MATERIAL PROVIDED →
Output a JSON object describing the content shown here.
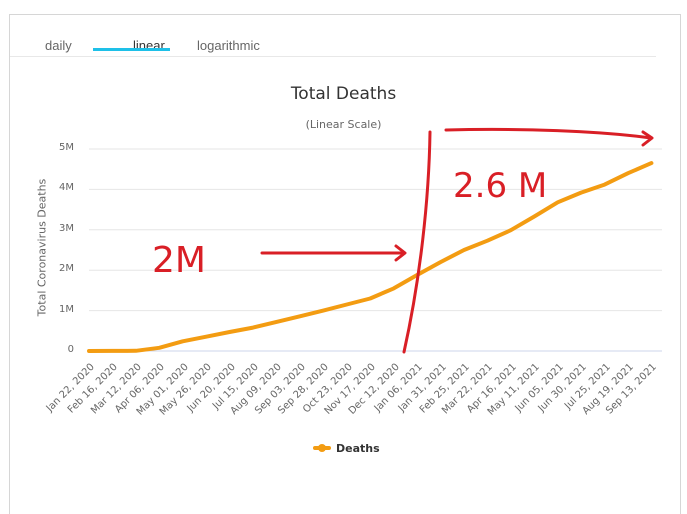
{
  "tabs": [
    {
      "label": "daily",
      "active": false
    },
    {
      "label": "linear",
      "active": true
    },
    {
      "label": "logarithmic",
      "active": false
    }
  ],
  "colors": {
    "series": "#f39c12",
    "tab_underline": "#1ec0e8",
    "annotation": "#d91f26",
    "gridline": "#e6e6e6"
  },
  "chart_data": {
    "type": "line",
    "title": "Total Deaths",
    "subtitle": "(Linear Scale)",
    "xlabel": "",
    "ylabel": "Total Coronavirus Deaths",
    "ylim": [
      0,
      5000000
    ],
    "yticks": [
      "0",
      "1M",
      "2M",
      "3M",
      "4M",
      "5M"
    ],
    "grid": true,
    "legend_position": "bottom-center",
    "categories": [
      "Jan 22, 2020",
      "Feb 16, 2020",
      "Mar 12, 2020",
      "Apr 06, 2020",
      "May 01, 2020",
      "May 26, 2020",
      "Jun 20, 2020",
      "Jul 15, 2020",
      "Aug 09, 2020",
      "Sep 03, 2020",
      "Sep 28, 2020",
      "Oct 23, 2020",
      "Nov 17, 2020",
      "Dec 12, 2020",
      "Jan 06, 2021",
      "Jan 31, 2021",
      "Feb 25, 2021",
      "Mar 22, 2021",
      "Apr 16, 2021",
      "May 11, 2021",
      "Jun 05, 2021",
      "Jun 30, 2021",
      "Jul 25, 2021",
      "Aug 19, 2021",
      "Sep 13, 2021"
    ],
    "series": [
      {
        "name": "Deaths",
        "values": [
          0,
          2000,
          5000,
          80000,
          240000,
          355000,
          470000,
          580000,
          720000,
          860000,
          1000000,
          1150000,
          1300000,
          1550000,
          1880000,
          2200000,
          2500000,
          2730000,
          2990000,
          3330000,
          3680000,
          3920000,
          4120000,
          4400000,
          4650000
        ]
      }
    ],
    "annotations": [
      {
        "text": "2M",
        "type": "handwritten",
        "arrow": "right, pointing at ~Jan 06 2021 crossing"
      },
      {
        "text": "2.6 M",
        "type": "handwritten",
        "arrow": "right, spanning Jan 2021 to Sep 2021"
      },
      {
        "type": "vertical-line",
        "at": "Jan 06, 2021"
      }
    ]
  },
  "legend": {
    "label": "Deaths"
  }
}
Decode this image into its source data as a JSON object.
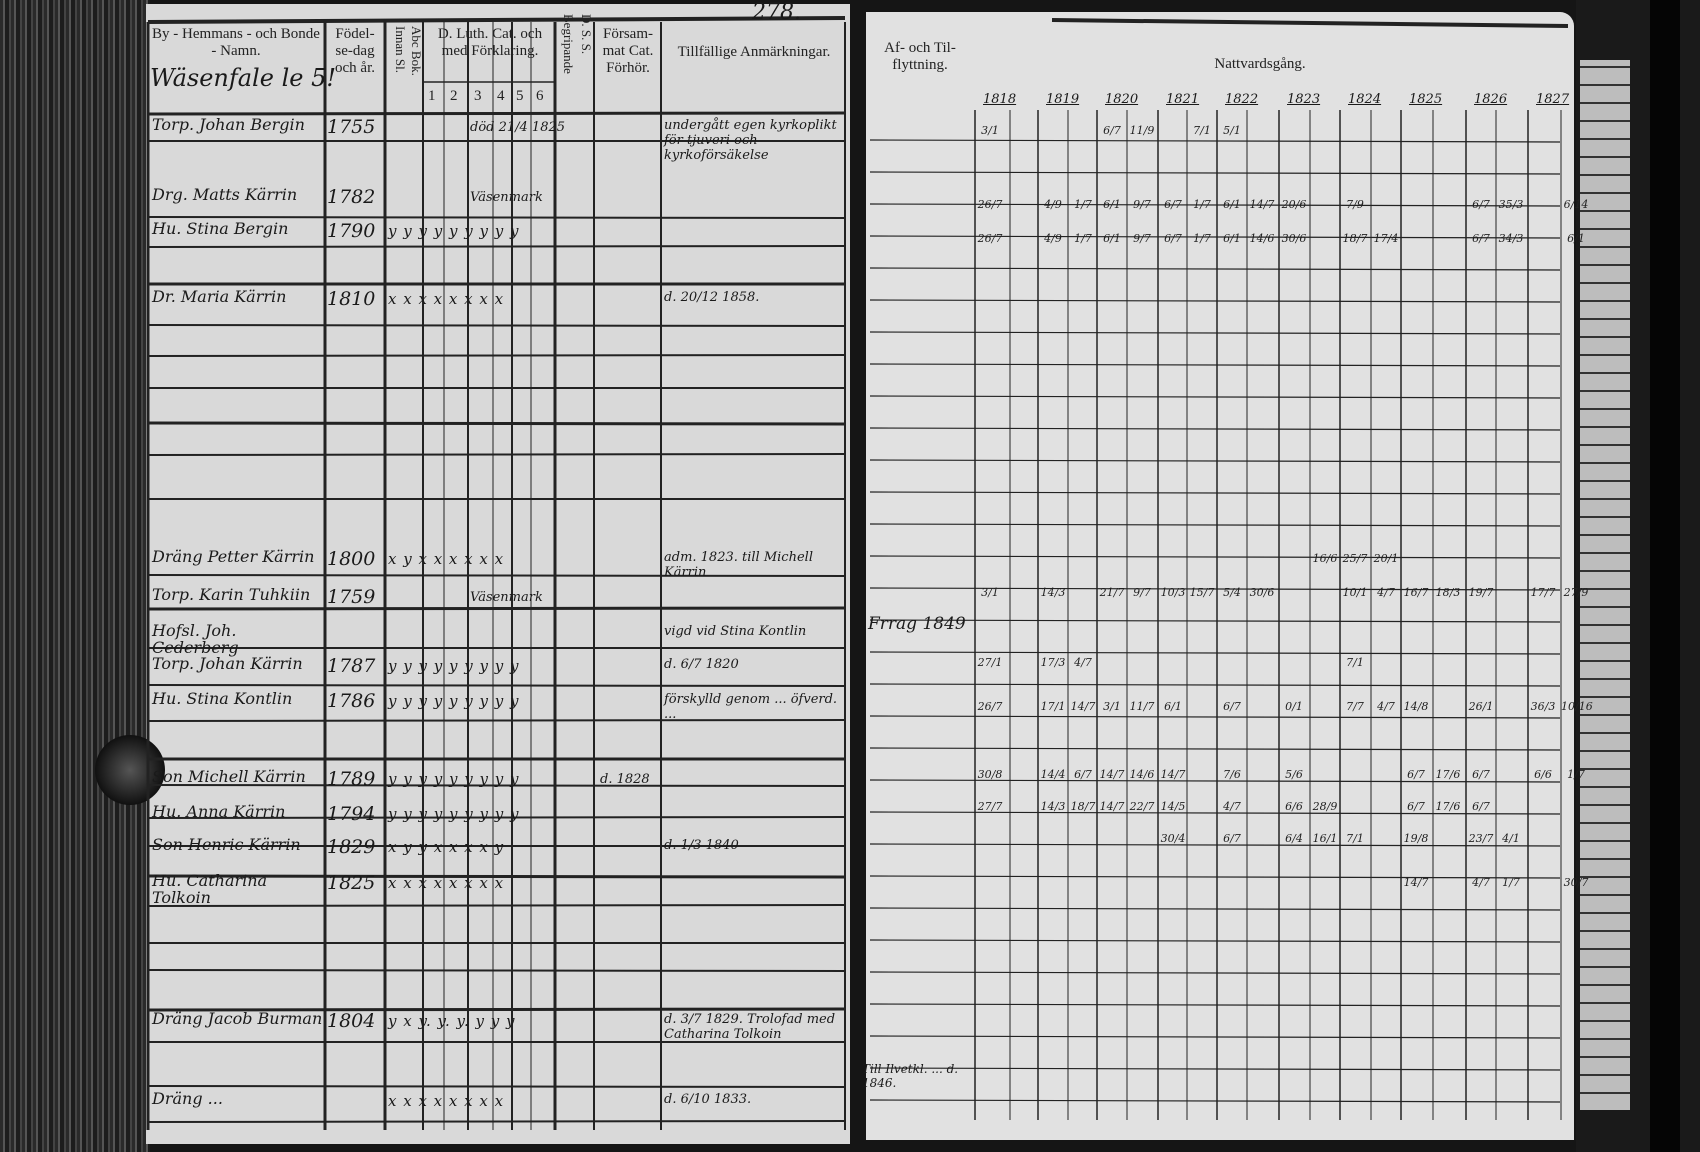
{
  "left_page": {
    "page_number": "278.",
    "headers": {
      "name": "By - Hemmans - och Bonde - Namn.",
      "birth": "Födel-se-dag och år.",
      "abc": "Abc Bok. Innan Sl.",
      "catechism": "D. Luth. Cat. och med Förklaring.",
      "catechism_cols": [
        "1",
        "2",
        "3",
        "4",
        "5",
        "6"
      ],
      "begripande": "Begripande",
      "ds": "D. S. S.",
      "forsamlings": "Försam-mat Cat. Förhör.",
      "remarks": "Tillfällige Anmärkningar."
    },
    "village": "Wäsenfale le 5!",
    "entries": [
      {
        "name": "Torp. Johan Bergin",
        "year": "1755",
        "marks": "",
        "note_mid": "död 21/4 1825",
        "remark": "undergått egen kyrkoplikt för tjuveri och kyrkoförsäkelse"
      },
      {
        "name": "Drg. Matts Kärrin",
        "year": "1782",
        "marks": "",
        "note_mid": "Väsenmark",
        "remark": ""
      },
      {
        "name": "Hu. Stina Bergin",
        "year": "1790",
        "marks": "y y y  y  y  y y y y",
        "note_mid": "",
        "remark": ""
      },
      {
        "name": "Dr. Maria Kärrin",
        "year": "1810",
        "marks": "x x  x  x  x x x x",
        "note_mid": "",
        "remark": "d. 20/12 1858."
      },
      {
        "name": "Dräng Petter Kärrin",
        "year": "1800",
        "marks": "x y  x  x  x x x x",
        "note_mid": "",
        "remark": "adm. 1823. till Michell Kärrin"
      },
      {
        "name": "Torp. Karin Tuhkiin",
        "year": "1759",
        "marks": "",
        "note_mid": "Väsenmark",
        "remark": ""
      },
      {
        "name": "Hofsl. Joh. Cederberg",
        "year": "",
        "marks": "",
        "note_mid": "",
        "remark": "vigd vid Stina Kontlin"
      },
      {
        "name": "Torp. Johan Kärrin",
        "year": "1787",
        "marks": "y y y  y  y y y y y",
        "note_mid": "",
        "remark": "d. 6/7 1820"
      },
      {
        "name": "Hu. Stina Kontlin",
        "year": "1786",
        "marks": "y y y  y  y y y y y",
        "note_mid": "",
        "remark": "förskylld genom ... öfverd. ..."
      },
      {
        "name": "Son Michell Kärrin",
        "year": "1789",
        "marks": "y y y  y  y y y y y",
        "note_mid": "d. 1828",
        "remark": ""
      },
      {
        "name": "Hu. Anna Kärrin",
        "year": "1794",
        "marks": "y y y  y  y y y y y",
        "note_mid": "",
        "remark": ""
      },
      {
        "name": "Son Henric Kärrin",
        "year": "1829",
        "marks": "x y  y  x x x x y",
        "note_mid": "",
        "remark": "d. 1/3 1840"
      },
      {
        "name": "Hu. Catharina Tolkoin",
        "year": "1825",
        "marks": "x x  x  x  x x x x",
        "note_mid": "",
        "remark": ""
      },
      {
        "name": "Dräng Jacob Burman",
        "year": "1804",
        "marks": "y x  y. y. y. y y y",
        "note_mid": "",
        "remark": "d. 3/7 1829. Trolofad med Catharina Tolkoin"
      },
      {
        "name": "Dräng ...",
        "year": "",
        "marks": "x x x  x x  x x x",
        "note_mid": "",
        "remark": "d. 6/10 1833."
      }
    ]
  },
  "right_page": {
    "headers": {
      "moving": "Af- och Til-flyttning.",
      "communion": "Nattvardsgång."
    },
    "years": [
      "1818",
      "1819",
      "1820",
      "1821",
      "1822",
      "1823",
      "1824",
      "1825",
      "1826",
      "1827"
    ],
    "moving_note": "Frrag 1849",
    "bottom_note": "Till Ilvetkl. ... d. 1846.",
    "communion_rows": [
      [
        "3/1",
        "",
        "",
        "",
        "6/7",
        "11/9",
        "",
        "7/1",
        "5/1",
        "",
        "",
        "",
        "",
        "",
        "",
        "",
        "",
        "",
        "",
        ""
      ],
      [
        "26/7",
        "",
        "4/9",
        "1/7",
        "6/1",
        "9/7",
        "6/7",
        "1/7",
        "6/1",
        "14/7",
        "20/6",
        "",
        "7/9",
        "",
        "",
        "",
        "6/7",
        "35/3",
        "",
        "6/14"
      ],
      [
        "26/7",
        "",
        "4/9",
        "1/7",
        "6/1",
        "9/7",
        "6/7",
        "1/7",
        "6/1",
        "14/6",
        "30/6",
        "",
        "18/7",
        "17/4",
        "",
        "",
        "6/7",
        "34/3",
        "",
        "6/1"
      ],
      [
        "",
        "",
        "",
        "",
        "",
        "",
        "",
        "",
        "",
        "",
        "",
        "16/6",
        "25/7",
        "20/1",
        "",
        "",
        "",
        "",
        "",
        ""
      ],
      [
        "3/1",
        "",
        "14/3",
        "",
        "21/7",
        "9/7",
        "10/3",
        "15/7",
        "5/4",
        "30/6",
        "",
        "",
        "10/1",
        "4/7",
        "16/7",
        "18/3",
        "19/7",
        "",
        "17/7",
        "27/9"
      ],
      [
        "27/1",
        "",
        "17/3",
        "4/7",
        "",
        "",
        "",
        "",
        "",
        "",
        "",
        "",
        "7/1",
        "",
        "",
        "",
        "",
        "",
        "",
        ""
      ],
      [
        "26/7",
        "",
        "17/1",
        "14/7",
        "3/1",
        "11/7",
        "6/1",
        "",
        "6/7",
        "",
        "0/1",
        "",
        "7/7",
        "4/7",
        "14/8",
        "",
        "26/1",
        "",
        "36/3",
        "10/16"
      ],
      [
        "30/8",
        "",
        "14/4",
        "6/7",
        "14/7",
        "14/6",
        "14/7",
        "",
        "7/6",
        "",
        "5/6",
        "",
        "",
        "",
        "6/7",
        "17/6",
        "6/7",
        "",
        "6/6",
        "1/7"
      ],
      [
        "27/7",
        "",
        "14/3",
        "18/7",
        "14/7",
        "22/7",
        "14/5",
        "",
        "4/7",
        "",
        "6/6",
        "28/9",
        "",
        "",
        "6/7",
        "17/6",
        "6/7",
        "",
        "",
        ""
      ],
      [
        "",
        "",
        "",
        "",
        "",
        "",
        "30/4",
        "",
        "6/7",
        "",
        "6/4",
        "16/1",
        "7/1",
        "",
        "19/8",
        "",
        "23/7",
        "4/1",
        "",
        ""
      ],
      [
        "",
        "",
        "",
        "",
        "",
        "",
        "",
        "",
        "",
        "",
        "",
        "",
        "",
        "",
        "14/7",
        "",
        "4/7",
        "1/7",
        "",
        "30/7"
      ]
    ]
  },
  "colors": {
    "paper_left": "#d9d9d9",
    "paper_right": "#e1e1e1",
    "ink": "#1c1c1c",
    "background": "#151515"
  }
}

WHAT TO WORK ON → Only the number should be given: how many lines in the entries above contain the string "Dräng"?

RESULT BELOW → 3